=== What is required ===
Copy every line from the data below in which the string "подотчётных" can be found.

=== Material shown ===

---+---

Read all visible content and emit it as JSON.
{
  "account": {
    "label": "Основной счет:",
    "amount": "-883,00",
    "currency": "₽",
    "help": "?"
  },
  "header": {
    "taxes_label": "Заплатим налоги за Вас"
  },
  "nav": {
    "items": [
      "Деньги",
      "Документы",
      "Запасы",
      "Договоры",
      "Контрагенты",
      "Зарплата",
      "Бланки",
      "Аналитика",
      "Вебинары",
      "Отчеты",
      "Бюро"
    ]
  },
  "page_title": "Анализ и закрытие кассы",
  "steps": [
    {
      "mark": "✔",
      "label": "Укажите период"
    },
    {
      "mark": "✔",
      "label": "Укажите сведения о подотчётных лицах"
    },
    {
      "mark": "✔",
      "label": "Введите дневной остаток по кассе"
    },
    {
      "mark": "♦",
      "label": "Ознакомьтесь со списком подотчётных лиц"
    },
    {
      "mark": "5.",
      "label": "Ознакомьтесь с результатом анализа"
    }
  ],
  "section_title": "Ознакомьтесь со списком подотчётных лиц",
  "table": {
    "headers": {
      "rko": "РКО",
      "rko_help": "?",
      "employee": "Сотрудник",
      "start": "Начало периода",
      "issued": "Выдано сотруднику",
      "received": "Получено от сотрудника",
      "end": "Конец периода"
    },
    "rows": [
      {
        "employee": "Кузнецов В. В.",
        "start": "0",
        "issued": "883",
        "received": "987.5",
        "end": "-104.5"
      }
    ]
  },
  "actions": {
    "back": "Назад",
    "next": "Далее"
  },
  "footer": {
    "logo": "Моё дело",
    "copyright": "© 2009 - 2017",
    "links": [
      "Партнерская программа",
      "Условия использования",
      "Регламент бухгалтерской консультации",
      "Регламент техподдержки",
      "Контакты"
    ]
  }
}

---+---

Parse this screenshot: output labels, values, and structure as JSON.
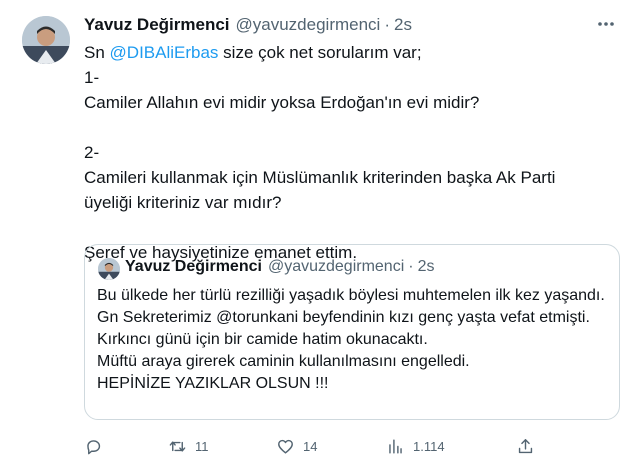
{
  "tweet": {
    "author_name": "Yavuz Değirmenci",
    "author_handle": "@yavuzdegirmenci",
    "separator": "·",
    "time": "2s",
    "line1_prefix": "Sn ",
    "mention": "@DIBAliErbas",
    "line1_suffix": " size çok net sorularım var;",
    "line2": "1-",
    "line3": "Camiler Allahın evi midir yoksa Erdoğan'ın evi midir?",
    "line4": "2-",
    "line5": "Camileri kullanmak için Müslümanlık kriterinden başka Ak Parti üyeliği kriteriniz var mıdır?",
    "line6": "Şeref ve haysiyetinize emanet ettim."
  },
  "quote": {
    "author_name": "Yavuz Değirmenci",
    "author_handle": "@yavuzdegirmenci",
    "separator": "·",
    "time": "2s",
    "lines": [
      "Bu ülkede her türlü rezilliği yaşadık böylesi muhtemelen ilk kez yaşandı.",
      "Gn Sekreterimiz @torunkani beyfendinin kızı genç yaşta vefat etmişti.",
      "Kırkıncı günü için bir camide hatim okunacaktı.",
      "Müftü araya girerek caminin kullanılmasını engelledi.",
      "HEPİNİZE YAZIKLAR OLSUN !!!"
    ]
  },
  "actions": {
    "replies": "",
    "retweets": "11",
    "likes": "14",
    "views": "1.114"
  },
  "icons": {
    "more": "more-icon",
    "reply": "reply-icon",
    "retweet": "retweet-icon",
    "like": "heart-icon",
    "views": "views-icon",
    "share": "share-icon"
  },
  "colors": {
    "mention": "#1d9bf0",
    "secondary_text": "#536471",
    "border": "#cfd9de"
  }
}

---+---

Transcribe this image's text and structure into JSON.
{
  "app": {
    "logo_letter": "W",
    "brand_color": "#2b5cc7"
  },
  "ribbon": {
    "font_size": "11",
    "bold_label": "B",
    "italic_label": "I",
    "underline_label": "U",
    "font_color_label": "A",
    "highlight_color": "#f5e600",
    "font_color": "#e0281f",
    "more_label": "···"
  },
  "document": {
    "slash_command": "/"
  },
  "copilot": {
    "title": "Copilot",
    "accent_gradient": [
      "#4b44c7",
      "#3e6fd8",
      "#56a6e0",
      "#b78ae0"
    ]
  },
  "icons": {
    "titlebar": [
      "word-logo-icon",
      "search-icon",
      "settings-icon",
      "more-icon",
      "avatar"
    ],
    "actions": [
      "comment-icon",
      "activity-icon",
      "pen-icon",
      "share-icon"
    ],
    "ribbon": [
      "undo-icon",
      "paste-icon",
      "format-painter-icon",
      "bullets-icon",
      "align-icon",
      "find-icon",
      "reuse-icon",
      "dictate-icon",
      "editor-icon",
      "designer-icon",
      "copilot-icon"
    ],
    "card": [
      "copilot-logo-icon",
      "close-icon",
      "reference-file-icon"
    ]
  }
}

---+---

=== Exercise response ===
      "label": "Укажите сведения о подотчётных лицах"
      "label": "Ознакомьтесь со списком подотчётных лиц"
  "section_title": "Ознакомьтесь со списком подотчётных лиц",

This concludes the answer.